Rows from a figure dataset:

_ _ _

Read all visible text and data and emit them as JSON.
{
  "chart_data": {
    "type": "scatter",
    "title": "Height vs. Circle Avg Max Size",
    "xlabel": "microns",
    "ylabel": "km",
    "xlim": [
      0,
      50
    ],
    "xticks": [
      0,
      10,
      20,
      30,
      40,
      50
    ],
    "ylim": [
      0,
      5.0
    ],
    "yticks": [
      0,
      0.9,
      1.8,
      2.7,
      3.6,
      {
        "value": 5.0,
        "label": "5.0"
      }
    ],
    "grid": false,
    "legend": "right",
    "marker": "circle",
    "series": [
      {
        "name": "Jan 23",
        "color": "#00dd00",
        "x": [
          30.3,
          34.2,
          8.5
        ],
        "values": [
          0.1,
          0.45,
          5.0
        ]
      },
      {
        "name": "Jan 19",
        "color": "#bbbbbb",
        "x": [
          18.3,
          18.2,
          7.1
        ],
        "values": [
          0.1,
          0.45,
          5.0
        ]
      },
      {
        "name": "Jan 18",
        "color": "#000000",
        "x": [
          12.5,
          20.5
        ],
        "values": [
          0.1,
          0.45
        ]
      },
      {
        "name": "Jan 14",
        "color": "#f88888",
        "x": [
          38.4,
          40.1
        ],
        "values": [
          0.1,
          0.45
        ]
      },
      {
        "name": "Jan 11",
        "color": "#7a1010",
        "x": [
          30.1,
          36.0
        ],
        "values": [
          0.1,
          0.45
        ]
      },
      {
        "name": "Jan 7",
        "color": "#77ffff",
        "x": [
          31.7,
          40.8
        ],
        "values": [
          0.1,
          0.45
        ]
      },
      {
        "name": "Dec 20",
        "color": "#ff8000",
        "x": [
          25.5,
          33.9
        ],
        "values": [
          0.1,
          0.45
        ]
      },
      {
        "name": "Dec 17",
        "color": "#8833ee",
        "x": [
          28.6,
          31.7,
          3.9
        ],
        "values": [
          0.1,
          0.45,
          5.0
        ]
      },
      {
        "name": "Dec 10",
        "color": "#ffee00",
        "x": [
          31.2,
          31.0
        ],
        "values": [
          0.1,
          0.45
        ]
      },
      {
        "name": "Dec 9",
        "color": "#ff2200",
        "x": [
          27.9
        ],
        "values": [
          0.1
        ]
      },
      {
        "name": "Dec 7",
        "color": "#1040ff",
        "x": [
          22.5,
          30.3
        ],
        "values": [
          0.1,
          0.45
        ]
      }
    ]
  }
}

_ _ _

EXERCISE GOAL: Please restate the data word for word, every record included.

EXPECTED OUTPUT:
Read all visible text and data and emit them as JSON.
{
  "chart_data": {
    "type": "scatter",
    "title": "Height vs. Circle Avg Max Size",
    "xlabel": "microns",
    "ylabel": "km",
    "xlim": [
      0,
      50
    ],
    "xticks": [
      0,
      10,
      20,
      30,
      40,
      50
    ],
    "ylim": [
      0,
      5.0
    ],
    "yticks": [
      0,
      0.9,
      1.8,
      2.7,
      3.6,
      {
        "value": 5.0,
        "label": "5.0"
      }
    ],
    "grid": false,
    "legend": "right",
    "marker": "circle",
    "series": [
      {
        "name": "Jan 23",
        "color": "#00dd00",
        "x": [
          30.3,
          34.2,
          8.5
        ],
        "values": [
          0.1,
          0.45,
          5.0
        ]
      },
      {
        "name": "Jan 19",
        "color": "#bbbbbb",
        "x": [
          18.3,
          18.2,
          7.1
        ],
        "values": [
          0.1,
          0.45,
          5.0
        ]
      },
      {
        "name": "Jan 18",
        "color": "#000000",
        "x": [
          12.5,
          20.5
        ],
        "values": [
          0.1,
          0.45
        ]
      },
      {
        "name": "Jan 14",
        "color": "#f88888",
        "x": [
          38.4,
          40.1
        ],
        "values": [
          0.1,
          0.45
        ]
      },
      {
        "name": "Jan 11",
        "color": "#7a1010",
        "x": [
          30.1,
          36.0
        ],
        "values": [
          0.1,
          0.45
        ]
      },
      {
        "name": "Jan 7",
        "color": "#77ffff",
        "x": [
          31.7,
          40.8
        ],
        "values": [
          0.1,
          0.45
        ]
      },
      {
        "name": "Dec 20",
        "color": "#ff8000",
        "x": [
          25.5,
          33.9
        ],
        "values": [
          0.1,
          0.45
        ]
      },
      {
        "name": "Dec 17",
        "color": "#8833ee",
        "x": [
          28.6,
          31.7,
          3.9
        ],
        "values": [
          0.1,
          0.45,
          5.0
        ]
      },
      {
        "name": "Dec 10",
        "color": "#ffee00",
        "x": [
          31.2,
          31.0
        ],
        "values": [
          0.1,
          0.45
        ]
      },
      {
        "name": "Dec 9",
        "color": "#ff2200",
        "x": [
          27.9
        ],
        "values": [
          0.1
        ]
      },
      {
        "name": "Dec 7",
        "color": "#1040ff",
        "x": [
          22.5,
          30.3
        ],
        "values": [
          0.1,
          0.45
        ]
      }
    ]
  }
}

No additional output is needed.